## Supplied records
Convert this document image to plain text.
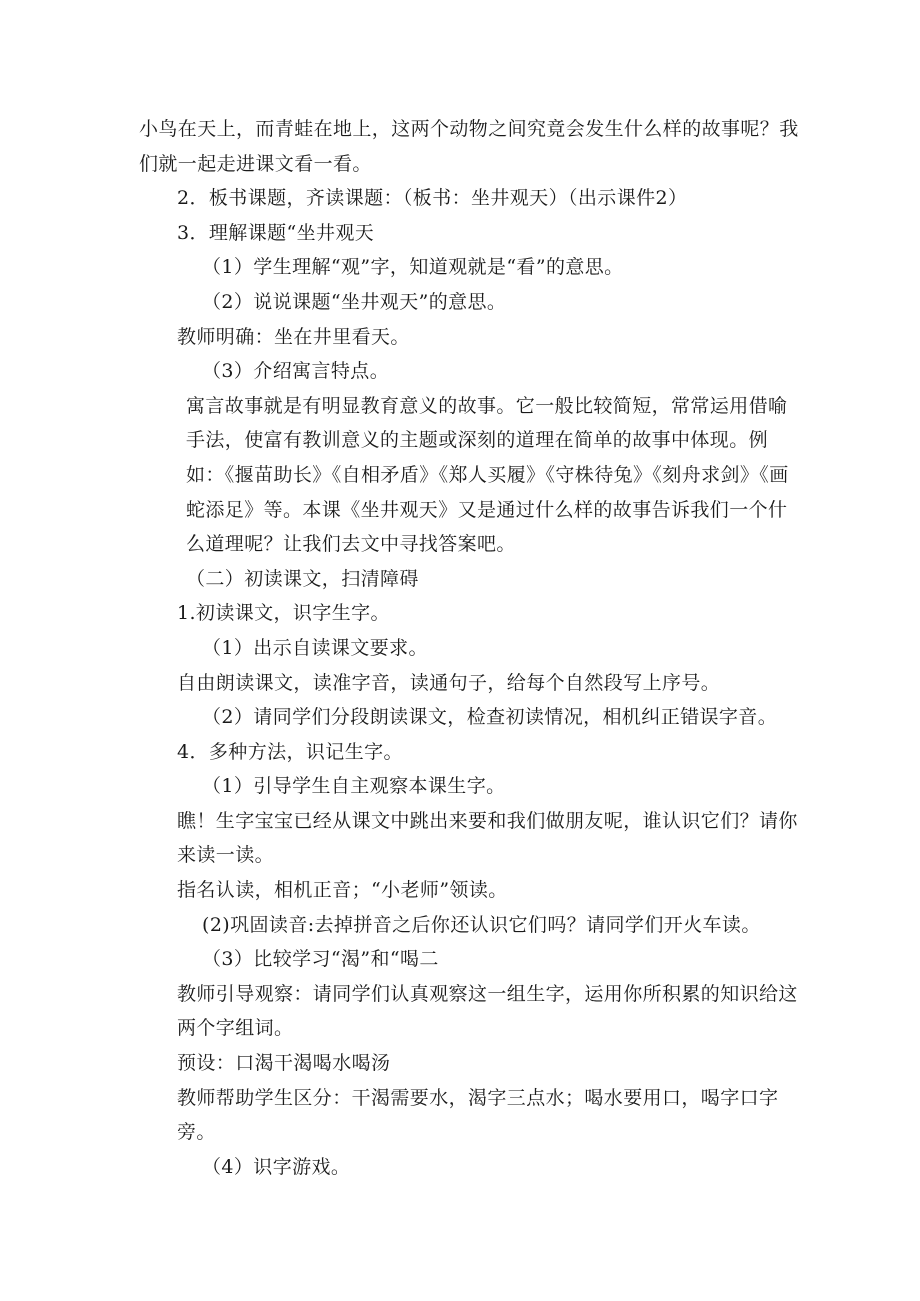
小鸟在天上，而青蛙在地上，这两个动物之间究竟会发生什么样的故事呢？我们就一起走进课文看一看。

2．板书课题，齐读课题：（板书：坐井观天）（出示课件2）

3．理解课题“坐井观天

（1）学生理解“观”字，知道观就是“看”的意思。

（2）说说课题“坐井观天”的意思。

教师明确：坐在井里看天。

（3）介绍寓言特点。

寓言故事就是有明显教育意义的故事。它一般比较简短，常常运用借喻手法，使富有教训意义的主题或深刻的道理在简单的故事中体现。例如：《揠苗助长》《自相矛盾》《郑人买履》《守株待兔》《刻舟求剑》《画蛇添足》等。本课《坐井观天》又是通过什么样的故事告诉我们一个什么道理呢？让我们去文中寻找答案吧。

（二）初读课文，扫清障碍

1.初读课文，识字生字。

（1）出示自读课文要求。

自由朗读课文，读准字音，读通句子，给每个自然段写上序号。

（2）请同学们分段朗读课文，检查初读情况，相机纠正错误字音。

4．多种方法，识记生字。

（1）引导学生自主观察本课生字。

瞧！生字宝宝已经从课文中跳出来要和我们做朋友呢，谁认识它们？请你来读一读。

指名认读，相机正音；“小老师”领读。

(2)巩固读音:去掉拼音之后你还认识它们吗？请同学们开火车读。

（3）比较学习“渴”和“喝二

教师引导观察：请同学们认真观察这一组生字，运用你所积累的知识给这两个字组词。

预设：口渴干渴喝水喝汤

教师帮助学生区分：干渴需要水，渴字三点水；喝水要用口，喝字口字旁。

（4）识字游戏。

...

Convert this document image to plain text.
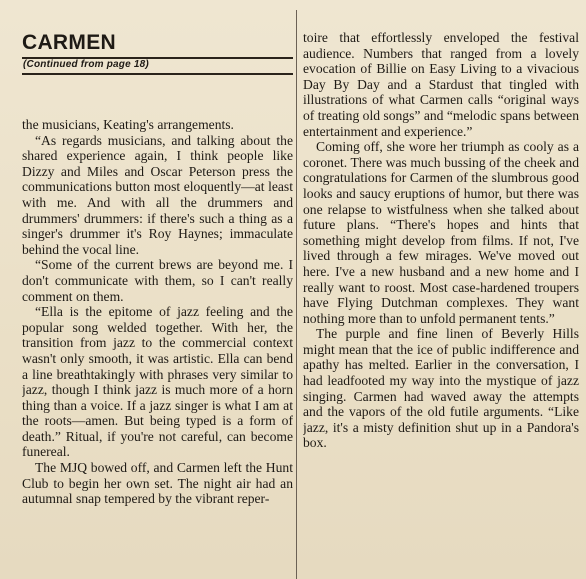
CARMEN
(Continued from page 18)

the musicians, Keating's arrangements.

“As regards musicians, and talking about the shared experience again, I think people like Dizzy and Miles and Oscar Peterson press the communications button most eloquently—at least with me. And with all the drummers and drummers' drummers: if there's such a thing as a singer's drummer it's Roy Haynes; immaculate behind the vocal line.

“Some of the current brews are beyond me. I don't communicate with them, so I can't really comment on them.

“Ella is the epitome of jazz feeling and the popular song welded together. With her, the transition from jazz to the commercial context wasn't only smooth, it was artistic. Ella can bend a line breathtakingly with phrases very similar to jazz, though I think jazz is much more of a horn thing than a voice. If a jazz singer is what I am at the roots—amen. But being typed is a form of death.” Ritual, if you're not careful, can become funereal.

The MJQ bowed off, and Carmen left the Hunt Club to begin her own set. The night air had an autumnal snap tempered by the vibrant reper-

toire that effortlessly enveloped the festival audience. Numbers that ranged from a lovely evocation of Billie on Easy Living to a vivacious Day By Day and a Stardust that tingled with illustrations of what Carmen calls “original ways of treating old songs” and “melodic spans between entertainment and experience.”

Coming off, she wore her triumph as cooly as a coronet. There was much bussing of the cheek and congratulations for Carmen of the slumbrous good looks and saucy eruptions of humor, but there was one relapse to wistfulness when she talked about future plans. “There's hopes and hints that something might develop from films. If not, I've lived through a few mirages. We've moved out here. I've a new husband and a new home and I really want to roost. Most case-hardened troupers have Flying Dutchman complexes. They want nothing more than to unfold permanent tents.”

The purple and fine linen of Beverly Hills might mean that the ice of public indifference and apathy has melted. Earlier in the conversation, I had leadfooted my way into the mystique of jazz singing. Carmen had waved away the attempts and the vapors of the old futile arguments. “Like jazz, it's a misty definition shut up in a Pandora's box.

## Your instructions
Determine how many lines of the listing above include the word "musicians", and report that number only.

## Output of the task
2